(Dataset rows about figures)
....

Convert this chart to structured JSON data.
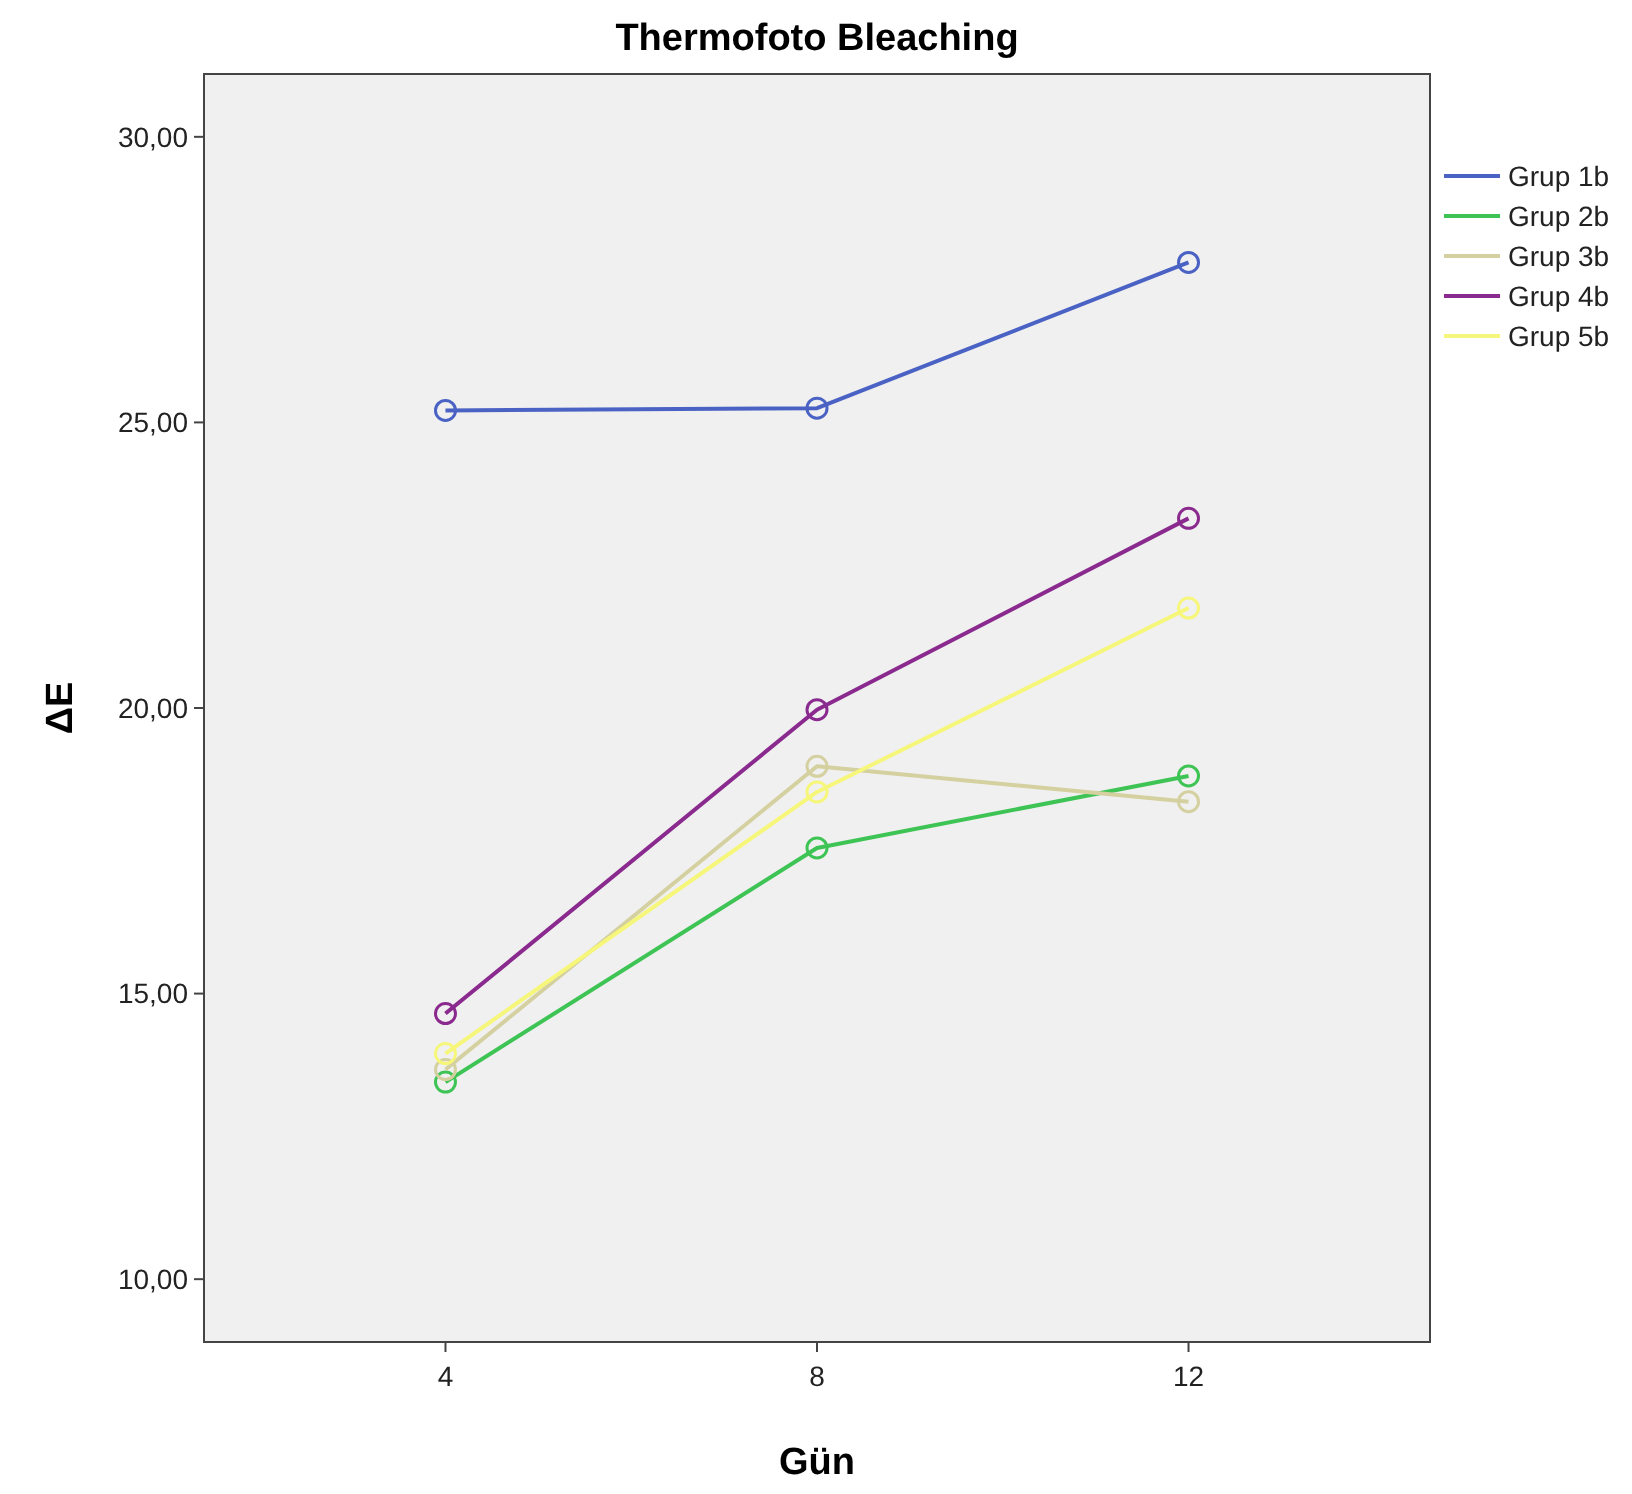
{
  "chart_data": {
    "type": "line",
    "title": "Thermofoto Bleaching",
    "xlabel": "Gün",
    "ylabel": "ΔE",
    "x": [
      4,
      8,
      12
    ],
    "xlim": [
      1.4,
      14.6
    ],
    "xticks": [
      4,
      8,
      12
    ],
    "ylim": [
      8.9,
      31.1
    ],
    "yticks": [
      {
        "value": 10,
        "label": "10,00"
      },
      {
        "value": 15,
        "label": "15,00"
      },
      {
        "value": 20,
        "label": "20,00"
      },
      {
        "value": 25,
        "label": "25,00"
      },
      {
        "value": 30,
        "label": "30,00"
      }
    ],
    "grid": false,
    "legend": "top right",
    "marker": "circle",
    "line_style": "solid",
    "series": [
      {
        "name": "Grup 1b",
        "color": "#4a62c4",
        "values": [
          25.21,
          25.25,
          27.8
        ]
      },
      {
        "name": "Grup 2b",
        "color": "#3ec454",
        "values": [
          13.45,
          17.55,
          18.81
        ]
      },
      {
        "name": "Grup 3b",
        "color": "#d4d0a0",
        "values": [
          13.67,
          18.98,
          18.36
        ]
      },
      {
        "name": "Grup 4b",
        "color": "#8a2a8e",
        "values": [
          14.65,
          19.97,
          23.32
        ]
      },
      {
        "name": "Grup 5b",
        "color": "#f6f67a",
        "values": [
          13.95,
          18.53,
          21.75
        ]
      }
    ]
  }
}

....

Exercise aim
Pictures are excluded; copy all other data exactly as shown.

Answer to the task
Convert this chart to structured JSON data.
{
  "chart_data": {
    "type": "line",
    "title": "Thermofoto Bleaching",
    "xlabel": "Gün",
    "ylabel": "ΔE",
    "x": [
      4,
      8,
      12
    ],
    "xlim": [
      1.4,
      14.6
    ],
    "xticks": [
      4,
      8,
      12
    ],
    "ylim": [
      8.9,
      31.1
    ],
    "yticks": [
      {
        "value": 10,
        "label": "10,00"
      },
      {
        "value": 15,
        "label": "15,00"
      },
      {
        "value": 20,
        "label": "20,00"
      },
      {
        "value": 25,
        "label": "25,00"
      },
      {
        "value": 30,
        "label": "30,00"
      }
    ],
    "grid": false,
    "legend": "top right",
    "marker": "circle",
    "line_style": "solid",
    "series": [
      {
        "name": "Grup 1b",
        "color": "#4a62c4",
        "values": [
          25.21,
          25.25,
          27.8
        ]
      },
      {
        "name": "Grup 2b",
        "color": "#3ec454",
        "values": [
          13.45,
          17.55,
          18.81
        ]
      },
      {
        "name": "Grup 3b",
        "color": "#d4d0a0",
        "values": [
          13.67,
          18.98,
          18.36
        ]
      },
      {
        "name": "Grup 4b",
        "color": "#8a2a8e",
        "values": [
          14.65,
          19.97,
          23.32
        ]
      },
      {
        "name": "Grup 5b",
        "color": "#f6f67a",
        "values": [
          13.95,
          18.53,
          21.75
        ]
      }
    ]
  }
}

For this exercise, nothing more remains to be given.